**What you have to do:**
Print each line exactly as it is given.

**Material shown:**
↓

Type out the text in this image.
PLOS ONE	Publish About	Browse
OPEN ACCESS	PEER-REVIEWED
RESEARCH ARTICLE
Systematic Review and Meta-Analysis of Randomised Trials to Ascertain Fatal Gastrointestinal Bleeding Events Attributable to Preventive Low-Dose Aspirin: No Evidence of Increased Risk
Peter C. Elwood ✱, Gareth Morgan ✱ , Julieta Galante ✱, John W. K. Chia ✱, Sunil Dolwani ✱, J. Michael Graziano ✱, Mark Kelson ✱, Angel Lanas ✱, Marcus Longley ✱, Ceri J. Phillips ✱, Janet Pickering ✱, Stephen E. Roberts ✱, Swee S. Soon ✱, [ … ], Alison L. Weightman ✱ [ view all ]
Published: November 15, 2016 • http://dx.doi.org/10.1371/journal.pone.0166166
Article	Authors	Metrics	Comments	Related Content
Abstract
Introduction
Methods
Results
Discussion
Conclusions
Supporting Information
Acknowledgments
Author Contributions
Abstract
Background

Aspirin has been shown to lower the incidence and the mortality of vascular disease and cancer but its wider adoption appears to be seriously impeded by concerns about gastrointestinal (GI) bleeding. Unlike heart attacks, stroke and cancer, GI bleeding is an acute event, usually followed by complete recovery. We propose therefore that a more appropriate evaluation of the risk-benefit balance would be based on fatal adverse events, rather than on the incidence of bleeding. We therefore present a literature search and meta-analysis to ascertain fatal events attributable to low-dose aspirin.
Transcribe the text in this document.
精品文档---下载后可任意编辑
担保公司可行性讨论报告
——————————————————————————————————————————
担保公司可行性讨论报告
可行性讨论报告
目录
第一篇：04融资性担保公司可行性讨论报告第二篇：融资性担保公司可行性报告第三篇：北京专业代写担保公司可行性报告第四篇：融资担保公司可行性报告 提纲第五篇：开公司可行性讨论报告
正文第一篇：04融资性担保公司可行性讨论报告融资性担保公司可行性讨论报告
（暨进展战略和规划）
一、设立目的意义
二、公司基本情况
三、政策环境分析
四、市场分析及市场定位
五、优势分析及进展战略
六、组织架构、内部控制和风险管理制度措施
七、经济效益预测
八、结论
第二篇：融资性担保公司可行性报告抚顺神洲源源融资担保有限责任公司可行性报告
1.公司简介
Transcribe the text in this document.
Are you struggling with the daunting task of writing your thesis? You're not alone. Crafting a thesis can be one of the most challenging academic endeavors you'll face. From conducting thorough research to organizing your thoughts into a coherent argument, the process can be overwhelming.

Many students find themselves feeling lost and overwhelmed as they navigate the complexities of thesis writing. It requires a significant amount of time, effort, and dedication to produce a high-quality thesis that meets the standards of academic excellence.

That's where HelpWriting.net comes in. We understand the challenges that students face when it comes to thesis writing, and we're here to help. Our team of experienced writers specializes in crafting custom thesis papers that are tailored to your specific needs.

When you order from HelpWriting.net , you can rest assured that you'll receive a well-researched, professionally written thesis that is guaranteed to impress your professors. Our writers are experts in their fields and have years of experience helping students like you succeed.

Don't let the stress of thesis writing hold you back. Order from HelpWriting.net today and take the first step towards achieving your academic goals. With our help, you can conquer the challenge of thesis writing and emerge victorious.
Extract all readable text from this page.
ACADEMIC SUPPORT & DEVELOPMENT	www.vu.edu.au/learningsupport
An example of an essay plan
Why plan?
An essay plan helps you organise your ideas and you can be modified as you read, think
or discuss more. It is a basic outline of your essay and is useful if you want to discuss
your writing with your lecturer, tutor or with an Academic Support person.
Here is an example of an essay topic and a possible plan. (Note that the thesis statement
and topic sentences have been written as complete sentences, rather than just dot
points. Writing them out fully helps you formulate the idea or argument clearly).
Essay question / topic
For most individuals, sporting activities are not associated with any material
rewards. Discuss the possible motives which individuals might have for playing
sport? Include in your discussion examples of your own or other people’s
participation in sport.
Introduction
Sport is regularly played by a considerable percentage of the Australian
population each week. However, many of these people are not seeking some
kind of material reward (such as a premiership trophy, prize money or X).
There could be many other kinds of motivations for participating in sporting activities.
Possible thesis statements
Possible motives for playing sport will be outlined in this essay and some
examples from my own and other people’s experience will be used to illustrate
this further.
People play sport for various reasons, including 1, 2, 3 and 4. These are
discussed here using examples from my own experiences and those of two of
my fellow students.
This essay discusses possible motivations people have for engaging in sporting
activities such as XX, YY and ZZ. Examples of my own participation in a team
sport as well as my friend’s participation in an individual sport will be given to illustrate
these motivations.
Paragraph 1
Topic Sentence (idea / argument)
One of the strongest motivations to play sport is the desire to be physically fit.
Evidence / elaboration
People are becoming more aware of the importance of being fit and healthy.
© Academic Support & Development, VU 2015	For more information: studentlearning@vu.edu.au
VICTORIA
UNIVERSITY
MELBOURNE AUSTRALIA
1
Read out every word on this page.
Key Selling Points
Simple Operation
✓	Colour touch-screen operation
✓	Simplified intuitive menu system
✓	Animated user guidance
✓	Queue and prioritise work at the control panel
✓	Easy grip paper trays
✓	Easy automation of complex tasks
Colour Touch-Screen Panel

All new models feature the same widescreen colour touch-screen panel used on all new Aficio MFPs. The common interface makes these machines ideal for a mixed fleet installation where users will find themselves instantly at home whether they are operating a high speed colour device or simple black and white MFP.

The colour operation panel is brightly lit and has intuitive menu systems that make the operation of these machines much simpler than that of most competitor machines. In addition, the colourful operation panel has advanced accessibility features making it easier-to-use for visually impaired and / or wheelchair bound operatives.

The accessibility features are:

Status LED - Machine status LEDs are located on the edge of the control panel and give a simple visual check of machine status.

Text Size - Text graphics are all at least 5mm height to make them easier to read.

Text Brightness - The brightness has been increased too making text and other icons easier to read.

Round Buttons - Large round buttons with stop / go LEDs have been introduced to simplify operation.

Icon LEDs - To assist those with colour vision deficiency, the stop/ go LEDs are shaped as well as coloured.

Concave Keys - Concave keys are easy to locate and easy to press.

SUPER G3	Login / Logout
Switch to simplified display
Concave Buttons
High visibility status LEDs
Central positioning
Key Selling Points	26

↑

**Written reply:**
Type out the text in this image.
PLOS ONE	Publish About	Browse
OPEN ACCESS	PEER-REVIEWED
RESEARCH ARTICLE
Systematic Review and Meta-Analysis of Randomised Trials to Ascertain Fatal Gastrointestinal Bleeding Events Attributable to Preventive Low-Dose Aspirin: No Evidence of Increased Risk
Peter C. Elwood ✱, Gareth Morgan ✱ , Julieta Galante ✱, John W. K. Chia ✱, Sunil Dolwani ✱, J. Michael Graziano ✱, Mark Kelson ✱, Angel Lanas ✱, Marcus Longley ✱, Ceri J. Phillips ✱, Janet Pickering ✱, Stephen E. Roberts ✱, Swee S. Soon ✱, [ … ], Alison L. Weightman ✱ [ view all ]
Published: November 15, 2016 • http://dx.doi.org/10.1371/journal.pone.0166166
Article	Authors	Metrics	Comments	Related Content
Abstract
Introduction
Methods
Results
Discussion
Conclusions
Supporting Information
Acknowledgments
Author Contributions
Abstract
Background

Aspirin has been shown to lower the incidence and the mortality of vascular disease and cancer but its wider adoption appears to be seriously impeded by concerns about gastrointestinal (GI) bleeding. Unlike heart attacks, stroke and cancer, GI bleeding is an acute event, usually followed by complete recovery. We propose therefore that a more appropriate evaluation of the risk-benefit balance would be based on fatal adverse events, rather than on the incidence of bleeding. We therefore present a literature search and meta-analysis to ascertain fatal events attributable to low-dose aspirin.
Transcribe the text in this document.
精品文档---下载后可任意编辑
担保公司可行性讨论报告
——————————————————————————————————————————
担保公司可行性讨论报告
可行性讨论报告
目录
第一篇：04融资性担保公司可行性讨论报告第二篇：融资性担保公司可行性报告第三篇：北京专业代写担保公司可行性报告第四篇：融资担保公司可行性报告 提纲第五篇：开公司可行性讨论报告
正文第一篇：04融资性担保公司可行性讨论报告融资性担保公司可行性讨论报告
（暨进展战略和规划）
一、设立目的意义
二、公司基本情况
三、政策环境分析
四、市场分析及市场定位
五、优势分析及进展战略
六、组织架构、内部控制和风险管理制度措施
七、经济效益预测
八、结论
第二篇：融资性担保公司可行性报告抚顺神洲源源融资担保有限责任公司可行性报告
1.公司简介
Transcribe the text in this document.
Are you struggling with the daunting task of writing your thesis? You're not alone. Crafting a thesis can be one of the most challenging academic endeavors you'll face. From conducting thorough research to organizing your thoughts into a coherent argument, the process can be overwhelming.

Many students find themselves feeling lost and overwhelmed as they navigate the complexities of thesis writing. It requires a significant amount of time, effort, and dedication to produce a high-quality thesis that meets the standards of academic excellence.

That's where HelpWriting.net comes in. We understand the challenges that students face when it comes to thesis writing, and we're here to help. Our team of experienced writers specializes in crafting custom thesis papers that are tailored to your specific needs.

When you order from HelpWriting.net , you can rest assured that you'll receive a well-researched, professionally written thesis that is guaranteed to impress your professors. Our writers are experts in their fields and have years of experience helping students like you succeed.

Don't let the stress of thesis writing hold you back. Order from HelpWriting.net today and take the first step towards achieving your academic goals. With our help, you can conquer the challenge of thesis writing and emerge victorious.
Extract all readable text from this page.
ACADEMIC SUPPORT & DEVELOPMENT	www.vu.edu.au/learningsupport
An example of an essay plan
Why plan?
An essay plan helps you organise your ideas and you can be modified as you read, think
or discuss more. It is a basic outline of your essay and is useful if you want to discuss
your writing with your lecturer, tutor or with an Academic Support person.
Here is an example of an essay topic and a possible plan. (Note that the thesis statement
and topic sentences have been written as complete sentences, rather than just dot
points. Writing them out fully helps you formulate the idea or argument clearly).
Essay question / topic
For most individuals, sporting activities are not associated with any material
rewards. Discuss the possible motives which individuals might have for playing
sport? Include in your discussion examples of your own or other people’s
participation in sport.
Introduction
Sport is regularly played by a considerable percentage of the Australian
population each week. However, many of these people are not seeking some
kind of material reward (such as a premiership trophy, prize money or X).
There could be many other kinds of motivations for participating in sporting activities.
Possible thesis statements
Possible motives for playing sport will be outlined in this essay and some
examples from my own and other people’s experience will be used to illustrate
this further.
People play sport for various reasons, including 1, 2, 3 and 4. These are
discussed here using examples from my own experiences and those of two of
my fellow students.
This essay discusses possible motivations people have for engaging in sporting
activities such as XX, YY and ZZ. Examples of my own participation in a team
sport as well as my friend’s participation in an individual sport will be given to illustrate
these motivations.
Paragraph 1
Topic Sentence (idea / argument)
One of the strongest motivations to play sport is the desire to be physically fit.
Evidence / elaboration
People are becoming more aware of the importance of being fit and healthy.
© Academic Support & Development, VU 2015	For more information: studentlearning@vu.edu.au
VICTORIA
UNIVERSITY
MELBOURNE AUSTRALIA
1
Read out every word on this page.
Key Selling Points
Simple Operation
✓	Colour touch-screen operation
✓	Simplified intuitive menu system
✓	Animated user guidance
✓	Queue and prioritise work at the control panel
✓	Easy grip paper trays
✓	Easy automation of complex tasks
Colour Touch-Screen Panel

All new models feature the same widescreen colour touch-screen panel used on all new Aficio MFPs. The common interface makes these machines ideal for a mixed fleet installation where users will find themselves instantly at home whether they are operating a high speed colour device or simple black and white MFP.

The colour operation panel is brightly lit and has intuitive menu systems that make the operation of these machines much simpler than that of most competitor machines. In addition, the colourful operation panel has advanced accessibility features making it easier-to-use for visually impaired and / or wheelchair bound operatives.

The accessibility features are:

Status LED - Machine status LEDs are located on the edge of the control panel and give a simple visual check of machine status.

Text Size - Text graphics are all at least 5mm height to make them easier to read.

Text Brightness - The brightness has been increased too making text and other icons easier to read.

Round Buttons - Large round buttons with stop / go LEDs have been introduced to simplify operation.

Icon LEDs - To assist those with colour vision deficiency, the stop/ go LEDs are shaped as well as coloured.

Concave Keys - Concave keys are easy to locate and easy to press.

SUPER G3	Login / Logout
Switch to simplified display
Concave Buttons
High visibility status LEDs
Central positioning
Key Selling Points	26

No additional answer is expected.